* EXERCISE BRIEF
In the listing below, find every line containing "aislamiento" and copy it out.

◆ ◆ ◆ ◆

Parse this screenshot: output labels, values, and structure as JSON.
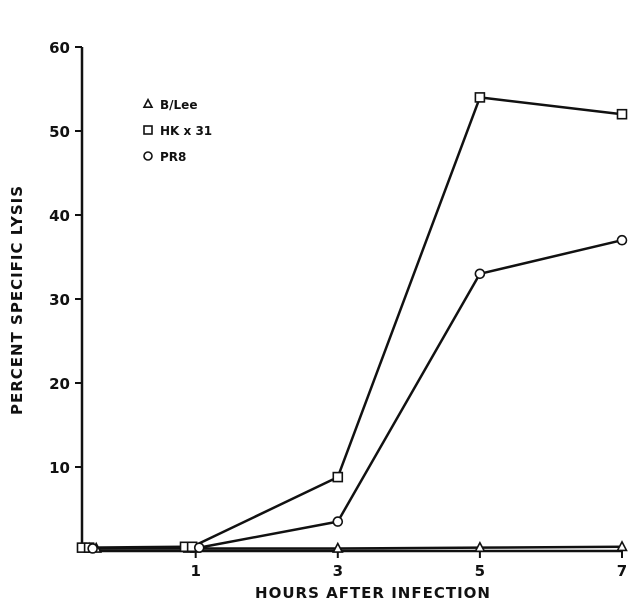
{
  "chart_data": {
    "type": "line",
    "title": "",
    "xlabel": "HOURS AFTER INFECTION",
    "ylabel": "PERCENT SPECIFIC LYSIS",
    "xlim": [
      -0.6,
      7
    ],
    "ylim": [
      0,
      60
    ],
    "x_ticks": [
      1,
      3,
      5,
      7
    ],
    "y_ticks": [
      10,
      20,
      30,
      40,
      50,
      60
    ],
    "grid": false,
    "legend_position": "top-left",
    "series": [
      {
        "name": "B/Lee",
        "marker": "triangle",
        "x": [
          -0.5,
          -0.4,
          0.9,
          1.0,
          3,
          5,
          7
        ],
        "y": [
          0.3,
          0.3,
          0.3,
          0.3,
          0.3,
          0.4,
          0.5
        ]
      },
      {
        "name": "HK x 31",
        "marker": "square",
        "x": [
          -0.6,
          -0.5,
          0.85,
          0.95,
          3,
          5,
          7
        ],
        "y": [
          0.4,
          0.4,
          0.5,
          0.5,
          8.8,
          54,
          52
        ]
      },
      {
        "name": "PR8",
        "marker": "circle",
        "x": [
          -0.45,
          1.05,
          3,
          5,
          7
        ],
        "y": [
          0.3,
          0.4,
          3.5,
          33,
          37
        ]
      }
    ]
  }
}
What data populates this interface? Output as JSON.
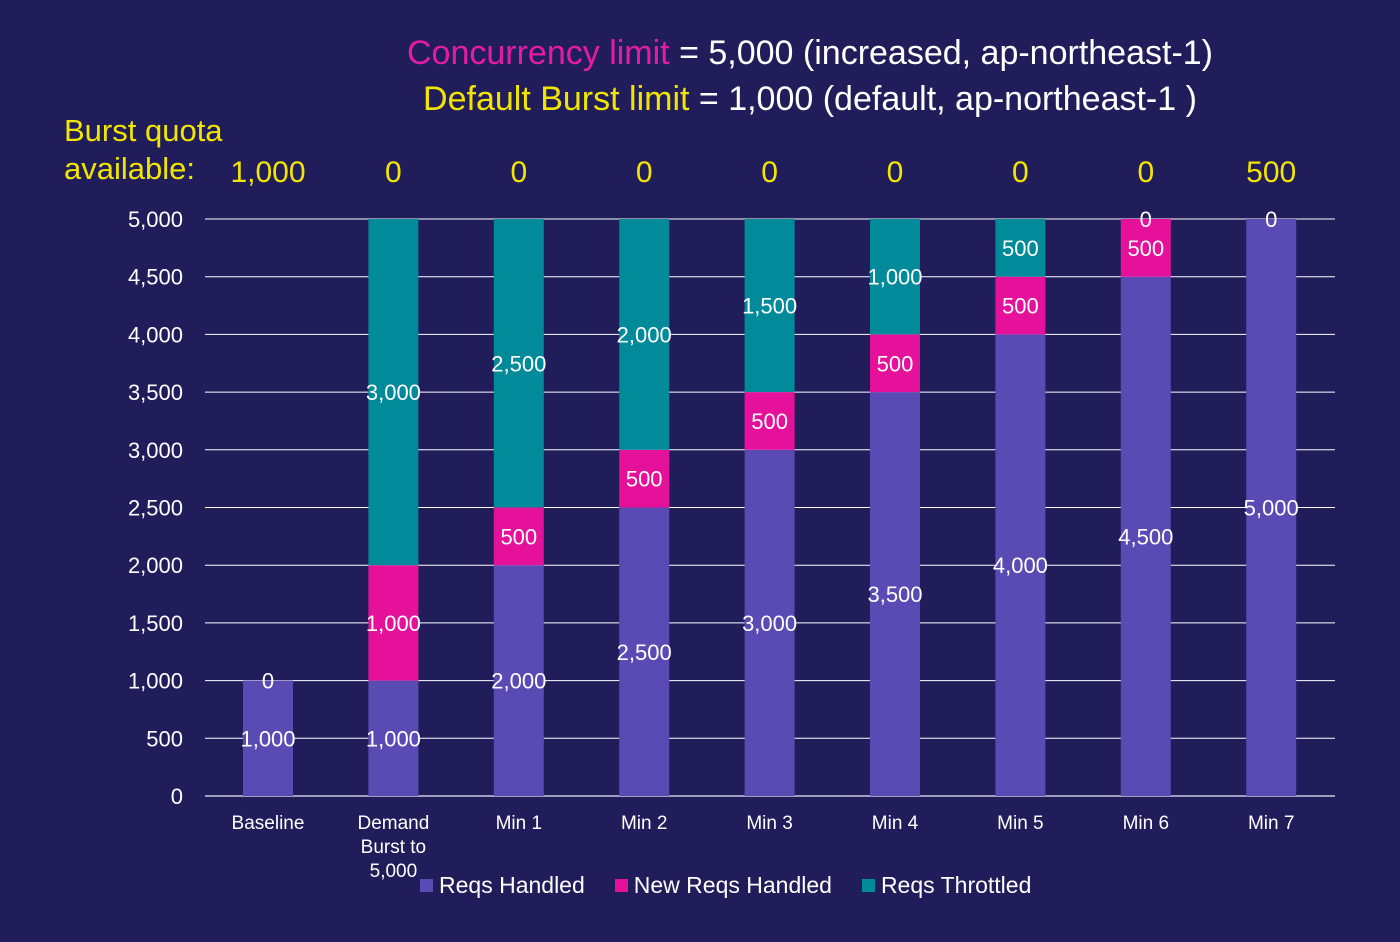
{
  "header": {
    "line1_accent": "Concurrency limit",
    "line1_rest": " = 5,000 (increased, ap-northeast-1)",
    "line2_accent": "Default Burst limit",
    "line2_rest": " = 1,000 (default, ap-northeast-1 )"
  },
  "quota": {
    "label_line1": "Burst quota",
    "label_line2": "available:",
    "values": [
      "1,000",
      "0",
      "0",
      "0",
      "0",
      "0",
      "0",
      "0",
      "500"
    ]
  },
  "colors": {
    "background": "#211d5b",
    "handled": "#5a4ab4",
    "new_handled": "#e5119a",
    "throttled": "#008a9a",
    "accent_yellow": "#f2e600",
    "accent_magenta": "#e51ba6"
  },
  "chart_data": {
    "type": "bar",
    "stacked": true,
    "categories": [
      "Baseline",
      "Demand Burst to 5,000",
      "Min 1",
      "Min 2",
      "Min 3",
      "Min 4",
      "Min 5",
      "Min 6",
      "Min 7"
    ],
    "category_lines": [
      [
        "Baseline"
      ],
      [
        "Demand",
        "Burst to",
        "5,000"
      ],
      [
        "Min 1"
      ],
      [
        "Min 2"
      ],
      [
        "Min 3"
      ],
      [
        "Min 4"
      ],
      [
        "Min 5"
      ],
      [
        "Min 6"
      ],
      [
        "Min 7"
      ]
    ],
    "series": [
      {
        "name": "Reqs Handled",
        "values": [
          1000,
          1000,
          2000,
          2500,
          3000,
          3500,
          4000,
          4500,
          5000
        ],
        "labels": [
          "1,000",
          "1,000",
          "2,000",
          "2,500",
          "3,000",
          "3,500",
          "4,000",
          "4,500",
          "5,000"
        ]
      },
      {
        "name": "New Reqs Handled",
        "values": [
          0,
          1000,
          500,
          500,
          500,
          500,
          500,
          500,
          0
        ],
        "labels": [
          null,
          "1,000",
          "500",
          "500",
          "500",
          "500",
          "500",
          "500",
          null
        ]
      },
      {
        "name": "Reqs Throttled",
        "values": [
          0,
          3000,
          2500,
          2000,
          1500,
          1000,
          500,
          0,
          0
        ],
        "labels": [
          "0",
          "3,000",
          "2,500",
          "2,000",
          "1,500",
          "1,000",
          "500",
          "0",
          "0"
        ]
      }
    ],
    "y_ticks": [
      "0",
      "500",
      "1,000",
      "1,500",
      "2,000",
      "2,500",
      "3,000",
      "3,500",
      "4,000",
      "4,500",
      "5,000"
    ],
    "ylim": [
      0,
      5000
    ],
    "grid": true,
    "legend_position": "bottom"
  }
}
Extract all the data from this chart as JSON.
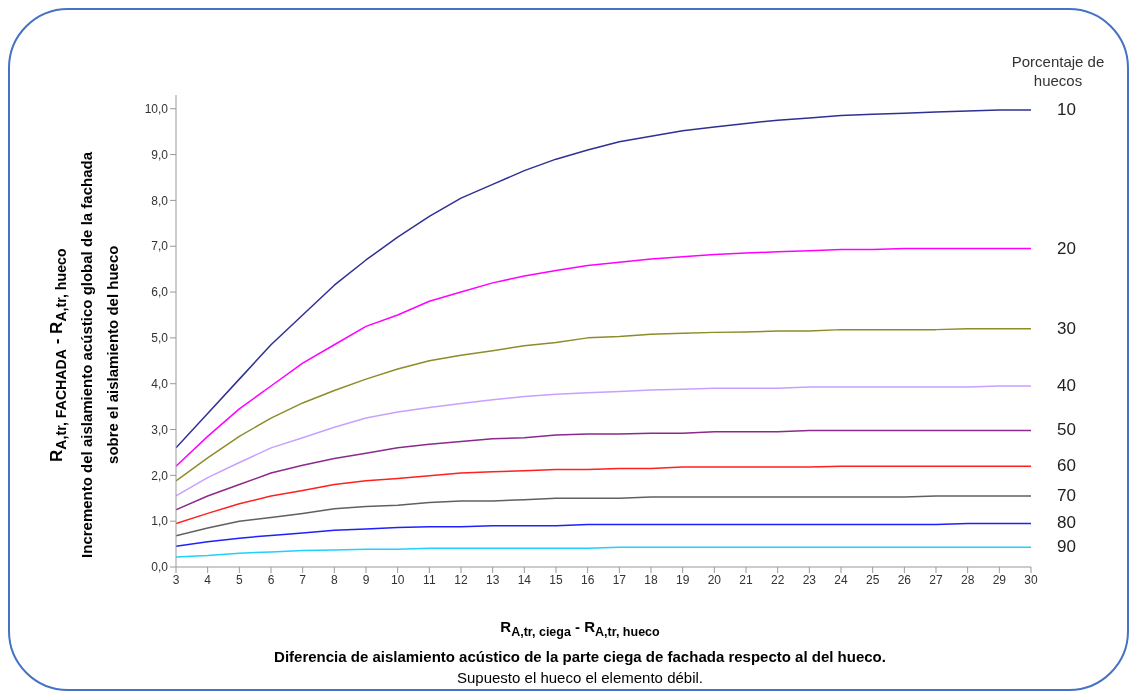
{
  "chart_data": {
    "type": "line",
    "xlabel": "R$_{A,tr, ciega}$ - R$_{A,tr, hueco}$",
    "ylabel": "R$_{A,tr, FACHADA}$ - R$_{A,tr, hueco}$\nIncremento del aislamiento acústico global de la fachada\nsobre el aislamiento del hueco",
    "legend_title": "Porcentaje de huecos",
    "annotations": [
      "Diferencia de aislamiento acústico de la parte ciega de fachada respecto al del hueco.",
      "Supuesto el hueco el elemento débil."
    ],
    "x": [
      3,
      4,
      5,
      6,
      7,
      8,
      9,
      10,
      11,
      12,
      13,
      14,
      15,
      16,
      17,
      18,
      19,
      20,
      21,
      22,
      23,
      24,
      25,
      26,
      27,
      28,
      29,
      30
    ],
    "series": [
      {
        "name": "10",
        "color": "#2e3192",
        "values": [
          2.6,
          3.35,
          4.1,
          4.85,
          5.5,
          6.15,
          6.7,
          7.2,
          7.65,
          8.05,
          8.35,
          8.65,
          8.9,
          9.1,
          9.28,
          9.4,
          9.52,
          9.6,
          9.68,
          9.75,
          9.8,
          9.85,
          9.88,
          9.9,
          9.93,
          9.95,
          9.97,
          9.97
        ]
      },
      {
        "name": "20",
        "color": "#ff00ff",
        "values": [
          2.2,
          2.85,
          3.45,
          3.95,
          4.45,
          4.85,
          5.25,
          5.5,
          5.8,
          6.0,
          6.2,
          6.35,
          6.47,
          6.58,
          6.65,
          6.72,
          6.77,
          6.82,
          6.85,
          6.88,
          6.9,
          6.93,
          6.93,
          6.95,
          6.95,
          6.95,
          6.95,
          6.95
        ]
      },
      {
        "name": "30",
        "color": "#8c8c28",
        "values": [
          1.88,
          2.38,
          2.85,
          3.25,
          3.58,
          3.85,
          4.1,
          4.32,
          4.5,
          4.62,
          4.72,
          4.83,
          4.9,
          5.0,
          5.03,
          5.08,
          5.1,
          5.12,
          5.13,
          5.15,
          5.15,
          5.18,
          5.18,
          5.18,
          5.18,
          5.2,
          5.2,
          5.2
        ]
      },
      {
        "name": "40",
        "color": "#c8a0ff",
        "values": [
          1.55,
          1.95,
          2.28,
          2.6,
          2.82,
          3.05,
          3.25,
          3.38,
          3.48,
          3.57,
          3.65,
          3.72,
          3.77,
          3.8,
          3.83,
          3.86,
          3.88,
          3.9,
          3.9,
          3.9,
          3.93,
          3.93,
          3.93,
          3.93,
          3.93,
          3.93,
          3.95,
          3.95
        ]
      },
      {
        "name": "50",
        "color": "#8b2a8b",
        "values": [
          1.25,
          1.55,
          1.8,
          2.05,
          2.22,
          2.37,
          2.48,
          2.6,
          2.68,
          2.74,
          2.8,
          2.82,
          2.88,
          2.9,
          2.9,
          2.92,
          2.92,
          2.95,
          2.95,
          2.95,
          2.98,
          2.98,
          2.98,
          2.98,
          2.98,
          2.98,
          2.98,
          2.98
        ]
      },
      {
        "name": "60",
        "color": "#ff2020",
        "values": [
          0.95,
          1.17,
          1.38,
          1.55,
          1.67,
          1.8,
          1.88,
          1.93,
          1.99,
          2.05,
          2.08,
          2.1,
          2.13,
          2.13,
          2.15,
          2.15,
          2.18,
          2.18,
          2.18,
          2.18,
          2.18,
          2.2,
          2.2,
          2.2,
          2.2,
          2.2,
          2.2,
          2.2
        ]
      },
      {
        "name": "70",
        "color": "#606060",
        "values": [
          0.68,
          0.85,
          1.0,
          1.08,
          1.17,
          1.27,
          1.32,
          1.35,
          1.41,
          1.44,
          1.44,
          1.47,
          1.5,
          1.5,
          1.5,
          1.53,
          1.53,
          1.53,
          1.53,
          1.53,
          1.53,
          1.53,
          1.53,
          1.53,
          1.55,
          1.55,
          1.55,
          1.55
        ]
      },
      {
        "name": "80",
        "color": "#2020ff",
        "values": [
          0.45,
          0.55,
          0.63,
          0.69,
          0.74,
          0.8,
          0.83,
          0.86,
          0.88,
          0.88,
          0.9,
          0.9,
          0.9,
          0.93,
          0.93,
          0.93,
          0.93,
          0.93,
          0.93,
          0.93,
          0.93,
          0.93,
          0.93,
          0.93,
          0.93,
          0.95,
          0.95,
          0.95
        ]
      },
      {
        "name": "90",
        "color": "#20d0ff",
        "values": [
          0.22,
          0.25,
          0.3,
          0.33,
          0.36,
          0.37,
          0.39,
          0.39,
          0.41,
          0.41,
          0.41,
          0.41,
          0.41,
          0.41,
          0.43,
          0.43,
          0.43,
          0.43,
          0.43,
          0.43,
          0.43,
          0.43,
          0.43,
          0.43,
          0.43,
          0.43,
          0.43,
          0.43
        ]
      }
    ],
    "xlim": [
      3,
      30
    ],
    "xticks": [
      3,
      4,
      5,
      6,
      7,
      8,
      9,
      10,
      11,
      12,
      13,
      14,
      15,
      16,
      17,
      18,
      19,
      20,
      21,
      22,
      23,
      24,
      25,
      26,
      27,
      28,
      29,
      30
    ],
    "ylim": [
      0,
      10.3
    ],
    "yticks": [
      {
        "value": 0,
        "label": "0,0"
      },
      {
        "value": 1,
        "label": "1,0"
      },
      {
        "value": 2,
        "label": "2,0"
      },
      {
        "value": 3,
        "label": "3,0"
      },
      {
        "value": 4,
        "label": "4,0"
      },
      {
        "value": 5,
        "label": "5,0"
      },
      {
        "value": 6,
        "label": "6,0"
      },
      {
        "value": 7,
        "label": "7,0"
      },
      {
        "value": 8,
        "label": "8,0"
      },
      {
        "value": 9,
        "label": "9,0"
      },
      {
        "value": 10,
        "label": "10,0"
      }
    ],
    "grid": false
  }
}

◆ ◆ ◆ ◆

* EXPECTED ANSWER
    "ylabel": "R$_{A,tr, FACHADA}$ - R$_{A,tr, hueco}$\nIncremento del aislamiento acústico global de la fachada\nsobre el aislamiento del hueco",
      "Diferencia de aislamiento acústico de la parte ciega de fachada respecto al del hueco.",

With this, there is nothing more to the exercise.